Set exercise: Count every line of the material that holds the string "DANE". Respond with the total only.
#### Provided data
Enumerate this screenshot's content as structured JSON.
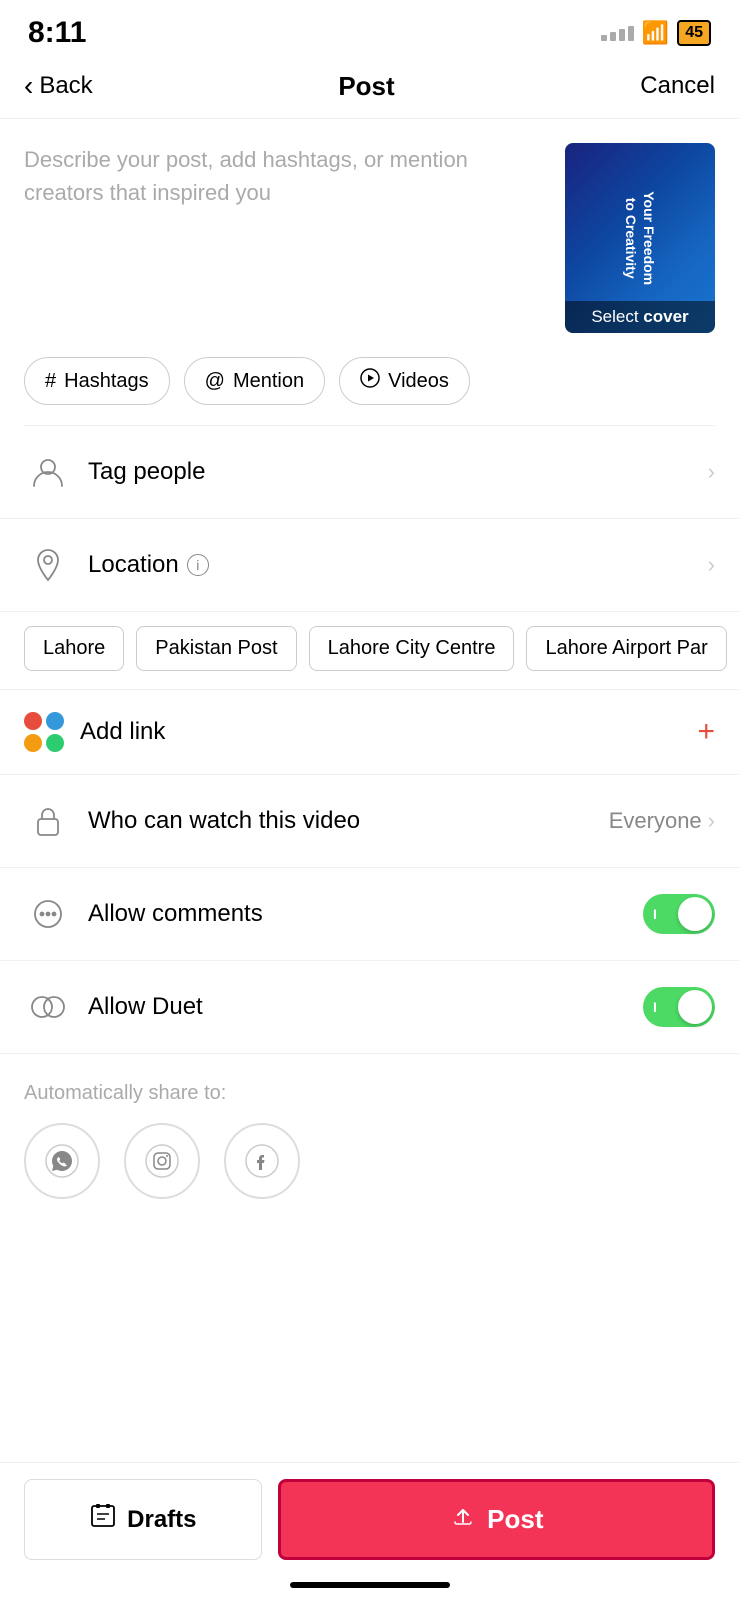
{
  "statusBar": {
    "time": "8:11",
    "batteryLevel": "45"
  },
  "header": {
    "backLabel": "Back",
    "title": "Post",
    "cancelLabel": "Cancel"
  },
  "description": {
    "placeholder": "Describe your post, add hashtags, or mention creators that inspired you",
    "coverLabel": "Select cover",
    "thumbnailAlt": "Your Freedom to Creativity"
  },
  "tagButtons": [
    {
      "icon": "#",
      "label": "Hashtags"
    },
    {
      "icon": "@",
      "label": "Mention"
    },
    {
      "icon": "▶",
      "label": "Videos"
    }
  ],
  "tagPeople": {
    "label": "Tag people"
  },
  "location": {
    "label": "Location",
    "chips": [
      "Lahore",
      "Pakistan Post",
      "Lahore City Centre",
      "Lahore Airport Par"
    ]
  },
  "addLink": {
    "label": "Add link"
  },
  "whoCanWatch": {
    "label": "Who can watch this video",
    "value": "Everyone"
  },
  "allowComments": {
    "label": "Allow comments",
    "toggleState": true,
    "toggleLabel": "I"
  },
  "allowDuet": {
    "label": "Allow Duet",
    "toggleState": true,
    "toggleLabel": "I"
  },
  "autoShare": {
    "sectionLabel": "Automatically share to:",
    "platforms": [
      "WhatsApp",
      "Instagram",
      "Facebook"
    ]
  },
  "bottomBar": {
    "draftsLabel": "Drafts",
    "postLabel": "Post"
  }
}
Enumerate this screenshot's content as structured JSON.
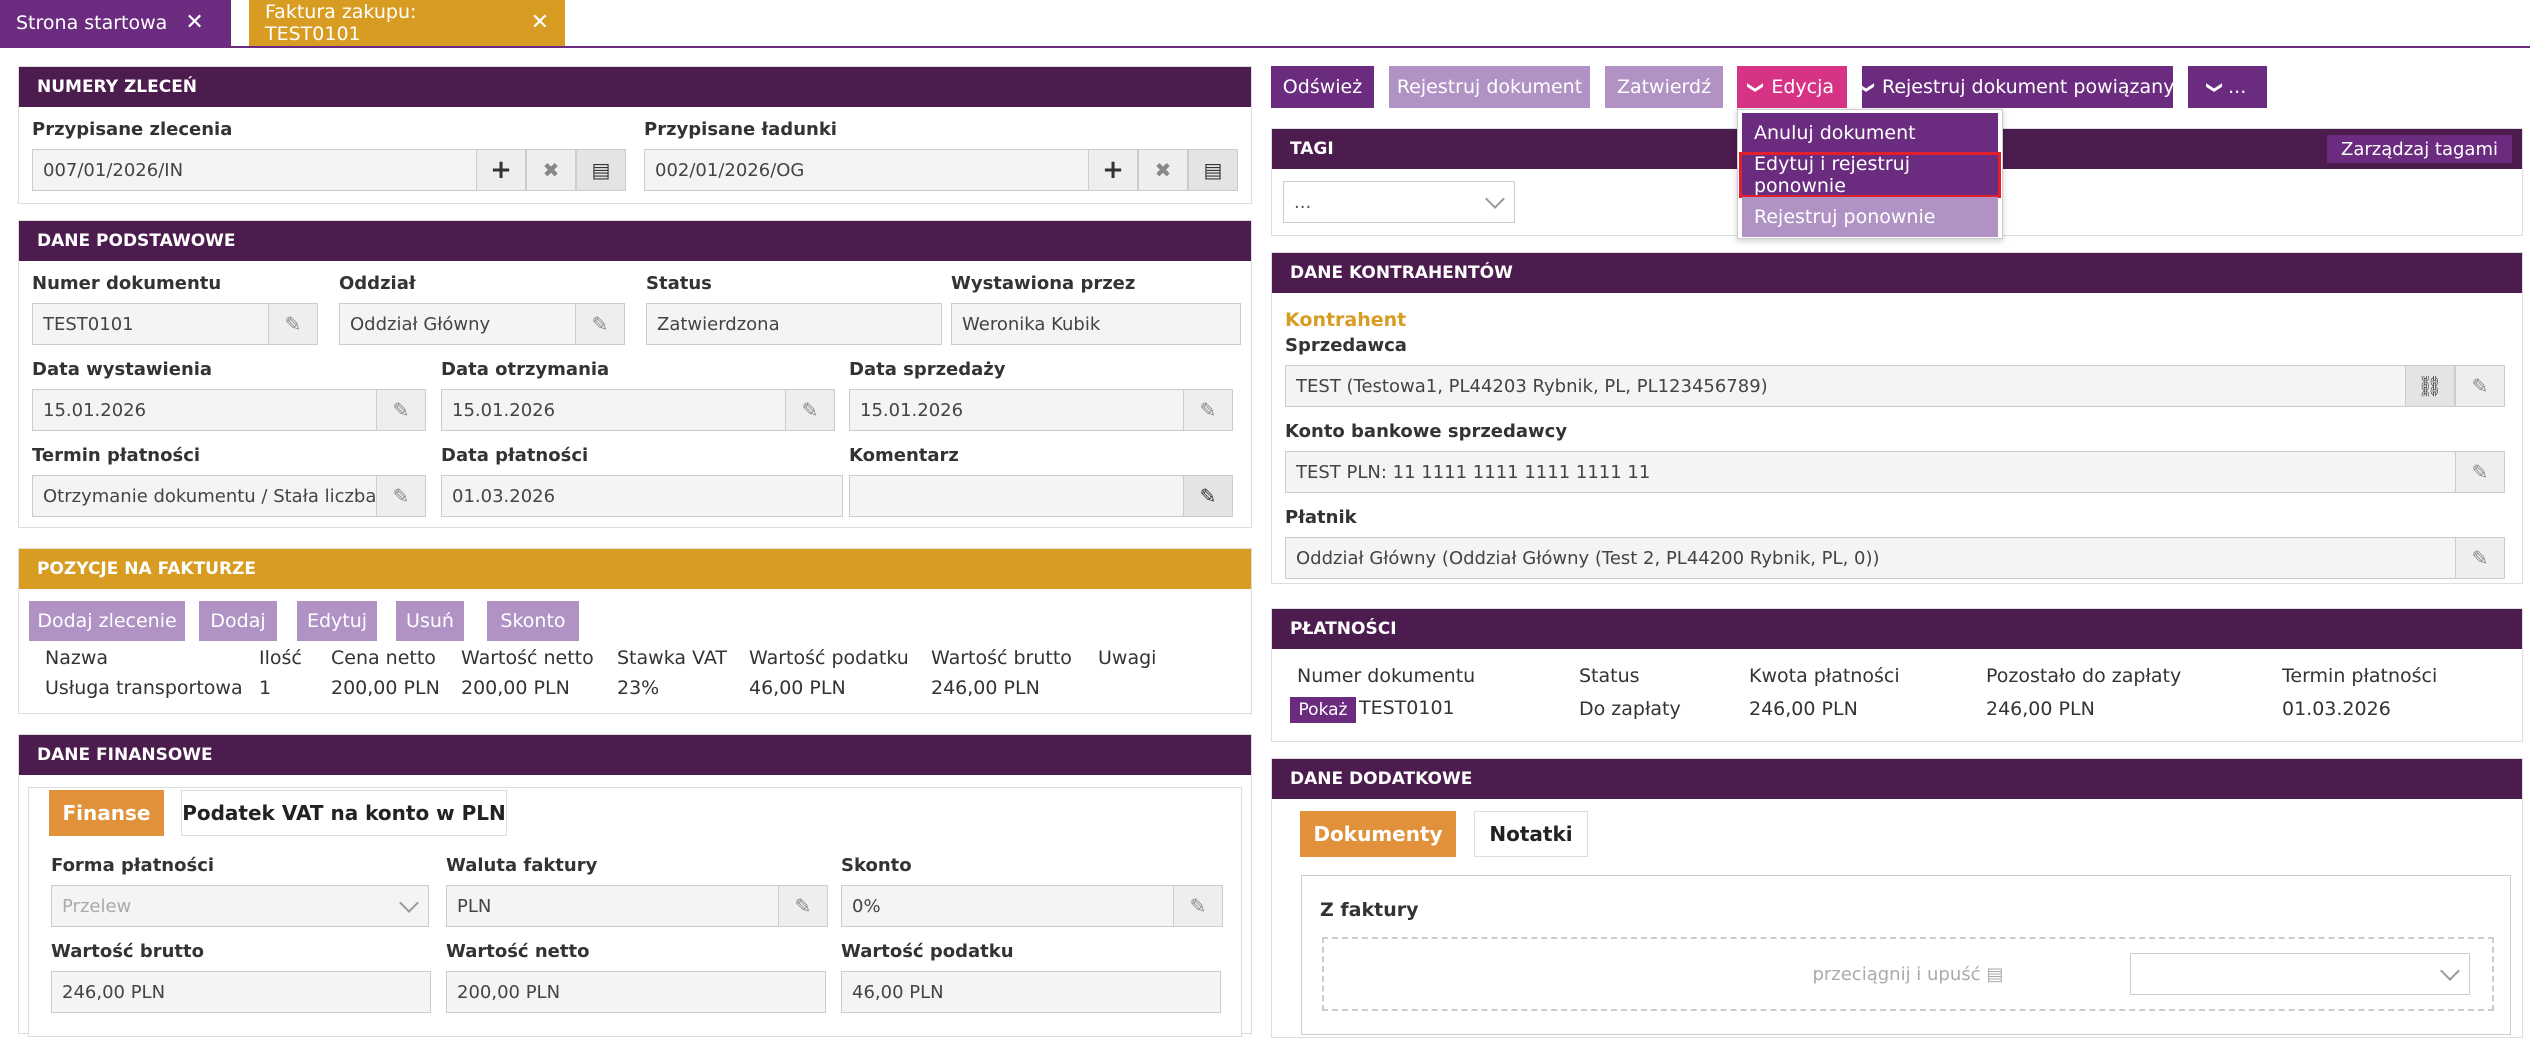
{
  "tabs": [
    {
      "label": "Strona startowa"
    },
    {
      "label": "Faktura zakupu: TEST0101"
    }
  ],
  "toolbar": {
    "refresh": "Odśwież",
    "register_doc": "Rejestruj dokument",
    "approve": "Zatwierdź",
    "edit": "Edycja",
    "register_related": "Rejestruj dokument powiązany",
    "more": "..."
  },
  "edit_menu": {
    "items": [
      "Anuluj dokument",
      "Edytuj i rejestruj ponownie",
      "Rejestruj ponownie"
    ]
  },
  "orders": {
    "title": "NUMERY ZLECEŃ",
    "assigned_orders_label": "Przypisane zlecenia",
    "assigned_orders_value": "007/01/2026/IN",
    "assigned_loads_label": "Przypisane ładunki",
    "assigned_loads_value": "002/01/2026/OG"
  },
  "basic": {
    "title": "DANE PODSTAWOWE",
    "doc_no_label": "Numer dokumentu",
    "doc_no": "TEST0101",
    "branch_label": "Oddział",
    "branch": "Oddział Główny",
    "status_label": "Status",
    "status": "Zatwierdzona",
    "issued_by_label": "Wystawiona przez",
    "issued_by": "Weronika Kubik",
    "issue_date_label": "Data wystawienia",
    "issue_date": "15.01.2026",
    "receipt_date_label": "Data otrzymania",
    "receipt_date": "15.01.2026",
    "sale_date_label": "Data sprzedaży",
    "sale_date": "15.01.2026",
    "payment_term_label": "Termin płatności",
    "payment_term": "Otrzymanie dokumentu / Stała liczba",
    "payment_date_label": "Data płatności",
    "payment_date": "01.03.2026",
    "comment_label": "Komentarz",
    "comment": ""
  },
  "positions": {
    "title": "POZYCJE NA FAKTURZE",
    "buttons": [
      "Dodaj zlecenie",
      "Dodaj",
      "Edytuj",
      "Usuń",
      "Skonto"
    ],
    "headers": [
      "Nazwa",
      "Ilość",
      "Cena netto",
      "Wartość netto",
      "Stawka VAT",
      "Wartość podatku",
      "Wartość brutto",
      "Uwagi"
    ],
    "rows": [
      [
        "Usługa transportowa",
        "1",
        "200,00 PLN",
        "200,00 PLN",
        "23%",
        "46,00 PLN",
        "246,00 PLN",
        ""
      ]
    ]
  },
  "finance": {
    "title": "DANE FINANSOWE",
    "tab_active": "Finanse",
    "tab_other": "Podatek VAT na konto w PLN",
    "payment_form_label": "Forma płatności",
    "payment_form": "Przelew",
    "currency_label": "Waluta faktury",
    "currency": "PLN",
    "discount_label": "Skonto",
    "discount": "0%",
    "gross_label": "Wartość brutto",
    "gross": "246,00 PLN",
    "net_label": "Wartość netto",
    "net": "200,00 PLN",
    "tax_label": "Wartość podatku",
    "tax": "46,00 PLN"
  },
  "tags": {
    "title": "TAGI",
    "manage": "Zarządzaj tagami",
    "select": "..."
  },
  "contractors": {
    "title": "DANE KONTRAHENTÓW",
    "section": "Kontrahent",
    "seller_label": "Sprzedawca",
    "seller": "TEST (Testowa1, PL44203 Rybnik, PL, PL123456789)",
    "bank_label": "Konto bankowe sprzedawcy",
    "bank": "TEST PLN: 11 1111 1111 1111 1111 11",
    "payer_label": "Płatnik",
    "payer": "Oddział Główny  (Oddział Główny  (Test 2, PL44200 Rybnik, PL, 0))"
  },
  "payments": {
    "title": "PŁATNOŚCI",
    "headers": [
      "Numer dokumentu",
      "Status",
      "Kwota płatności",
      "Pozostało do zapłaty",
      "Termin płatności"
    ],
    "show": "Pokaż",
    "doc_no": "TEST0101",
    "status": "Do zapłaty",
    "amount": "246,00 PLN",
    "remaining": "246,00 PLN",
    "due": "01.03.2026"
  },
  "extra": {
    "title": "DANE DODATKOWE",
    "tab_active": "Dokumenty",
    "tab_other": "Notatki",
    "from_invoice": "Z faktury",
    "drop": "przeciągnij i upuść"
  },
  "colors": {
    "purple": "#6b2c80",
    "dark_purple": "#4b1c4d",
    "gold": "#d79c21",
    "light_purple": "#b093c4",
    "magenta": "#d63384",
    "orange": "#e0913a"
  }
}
########
Full answer: 4